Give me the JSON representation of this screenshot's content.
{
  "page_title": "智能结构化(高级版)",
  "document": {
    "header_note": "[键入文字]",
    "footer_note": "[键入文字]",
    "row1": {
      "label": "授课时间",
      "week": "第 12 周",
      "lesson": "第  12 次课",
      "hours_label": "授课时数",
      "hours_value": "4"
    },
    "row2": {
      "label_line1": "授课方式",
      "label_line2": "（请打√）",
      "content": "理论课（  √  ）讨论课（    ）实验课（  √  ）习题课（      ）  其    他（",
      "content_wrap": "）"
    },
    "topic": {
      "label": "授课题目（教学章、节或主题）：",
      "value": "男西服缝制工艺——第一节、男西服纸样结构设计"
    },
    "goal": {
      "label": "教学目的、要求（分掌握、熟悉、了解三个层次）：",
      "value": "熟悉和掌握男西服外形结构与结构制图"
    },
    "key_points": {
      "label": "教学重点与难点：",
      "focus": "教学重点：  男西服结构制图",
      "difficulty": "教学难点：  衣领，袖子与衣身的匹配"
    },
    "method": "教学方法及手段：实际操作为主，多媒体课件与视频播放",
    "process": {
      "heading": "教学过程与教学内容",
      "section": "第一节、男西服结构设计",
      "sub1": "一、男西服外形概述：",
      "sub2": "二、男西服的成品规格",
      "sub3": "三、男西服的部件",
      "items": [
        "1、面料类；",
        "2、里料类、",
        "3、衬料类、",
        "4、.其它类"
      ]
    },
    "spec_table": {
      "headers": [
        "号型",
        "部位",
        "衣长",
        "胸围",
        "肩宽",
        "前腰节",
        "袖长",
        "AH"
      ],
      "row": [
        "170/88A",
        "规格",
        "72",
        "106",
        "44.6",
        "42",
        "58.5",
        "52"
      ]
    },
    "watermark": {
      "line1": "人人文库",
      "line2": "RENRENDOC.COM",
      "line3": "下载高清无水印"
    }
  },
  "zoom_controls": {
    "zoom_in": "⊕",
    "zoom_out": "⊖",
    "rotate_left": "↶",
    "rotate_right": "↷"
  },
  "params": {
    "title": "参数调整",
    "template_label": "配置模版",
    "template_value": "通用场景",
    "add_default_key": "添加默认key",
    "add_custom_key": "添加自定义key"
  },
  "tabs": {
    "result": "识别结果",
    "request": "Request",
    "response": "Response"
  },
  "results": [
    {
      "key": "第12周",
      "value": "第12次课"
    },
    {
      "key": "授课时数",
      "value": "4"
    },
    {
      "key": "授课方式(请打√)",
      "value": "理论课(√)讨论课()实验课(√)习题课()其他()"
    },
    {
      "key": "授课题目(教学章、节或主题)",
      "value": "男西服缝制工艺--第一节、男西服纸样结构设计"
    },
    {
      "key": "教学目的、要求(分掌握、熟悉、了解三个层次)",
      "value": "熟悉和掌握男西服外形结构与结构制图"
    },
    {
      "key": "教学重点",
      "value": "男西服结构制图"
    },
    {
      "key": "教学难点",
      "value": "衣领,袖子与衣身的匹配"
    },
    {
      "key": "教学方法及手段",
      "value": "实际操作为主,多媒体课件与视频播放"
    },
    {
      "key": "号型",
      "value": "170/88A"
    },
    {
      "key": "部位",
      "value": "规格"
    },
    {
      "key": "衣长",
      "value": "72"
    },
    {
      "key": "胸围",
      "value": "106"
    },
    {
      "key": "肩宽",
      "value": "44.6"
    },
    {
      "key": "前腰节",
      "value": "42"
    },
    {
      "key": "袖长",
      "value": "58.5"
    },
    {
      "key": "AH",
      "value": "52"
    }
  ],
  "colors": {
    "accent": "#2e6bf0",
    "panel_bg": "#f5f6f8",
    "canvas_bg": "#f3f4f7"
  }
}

--*--

Prompt:
All of the data must be returned exactly.

The solution:
Give me the JSON representation of this screenshot's content.
{
  "page_title": "智能结构化(高级版)",
  "document": {
    "header_note": "[键入文字]",
    "footer_note": "[键入文字]",
    "row1": {
      "label": "授课时间",
      "week": "第 12 周",
      "lesson": "第  12 次课",
      "hours_label": "授课时数",
      "hours_value": "4"
    },
    "row2": {
      "label_line1": "授课方式",
      "label_line2": "（请打√）",
      "content": "理论课（  √  ）讨论课（    ）实验课（  √  ）习题课（      ）  其    他（",
      "content_wrap": "）"
    },
    "topic": {
      "label": "授课题目（教学章、节或主题）：",
      "value": "男西服缝制工艺——第一节、男西服纸样结构设计"
    },
    "goal": {
      "label": "教学目的、要求（分掌握、熟悉、了解三个层次）：",
      "value": "熟悉和掌握男西服外形结构与结构制图"
    },
    "key_points": {
      "label": "教学重点与难点：",
      "focus": "教学重点：  男西服结构制图",
      "difficulty": "教学难点：  衣领，袖子与衣身的匹配"
    },
    "method": "教学方法及手段：实际操作为主，多媒体课件与视频播放",
    "process": {
      "heading": "教学过程与教学内容",
      "section": "第一节、男西服结构设计",
      "sub1": "一、男西服外形概述：",
      "sub2": "二、男西服的成品规格",
      "sub3": "三、男西服的部件",
      "items": [
        "1、面料类；",
        "2、里料类、",
        "3、衬料类、",
        "4、.其它类"
      ]
    },
    "spec_table": {
      "headers": [
        "号型",
        "部位",
        "衣长",
        "胸围",
        "肩宽",
        "前腰节",
        "袖长",
        "AH"
      ],
      "row": [
        "170/88A",
        "规格",
        "72",
        "106",
        "44.6",
        "42",
        "58.5",
        "52"
      ]
    },
    "watermark": {
      "line1": "人人文库",
      "line2": "RENRENDOC.COM",
      "line3": "下载高清无水印"
    }
  },
  "zoom_controls": {
    "zoom_in": "⊕",
    "zoom_out": "⊖",
    "rotate_left": "↶",
    "rotate_right": "↷"
  },
  "params": {
    "title": "参数调整",
    "template_label": "配置模版",
    "template_value": "通用场景",
    "add_default_key": "添加默认key",
    "add_custom_key": "添加自定义key"
  },
  "tabs": {
    "result": "识别结果",
    "request": "Request",
    "response": "Response"
  },
  "results": [
    {
      "key": "第12周",
      "value": "第12次课"
    },
    {
      "key": "授课时数",
      "value": "4"
    },
    {
      "key": "授课方式(请打√)",
      "value": "理论课(√)讨论课()实验课(√)习题课()其他()"
    },
    {
      "key": "授课题目(教学章、节或主题)",
      "value": "男西服缝制工艺--第一节、男西服纸样结构设计"
    },
    {
      "key": "教学目的、要求(分掌握、熟悉、了解三个层次)",
      "value": "熟悉和掌握男西服外形结构与结构制图"
    },
    {
      "key": "教学重点",
      "value": "男西服结构制图"
    },
    {
      "key": "教学难点",
      "value": "衣领,袖子与衣身的匹配"
    },
    {
      "key": "教学方法及手段",
      "value": "实际操作为主,多媒体课件与视频播放"
    },
    {
      "key": "号型",
      "value": "170/88A"
    },
    {
      "key": "部位",
      "value": "规格"
    },
    {
      "key": "衣长",
      "value": "72"
    },
    {
      "key": "胸围",
      "value": "106"
    },
    {
      "key": "肩宽",
      "value": "44.6"
    },
    {
      "key": "前腰节",
      "value": "42"
    },
    {
      "key": "袖长",
      "value": "58.5"
    },
    {
      "key": "AH",
      "value": "52"
    }
  ],
  "colors": {
    "accent": "#2e6bf0",
    "panel_bg": "#f5f6f8",
    "canvas_bg": "#f3f4f7"
  }
}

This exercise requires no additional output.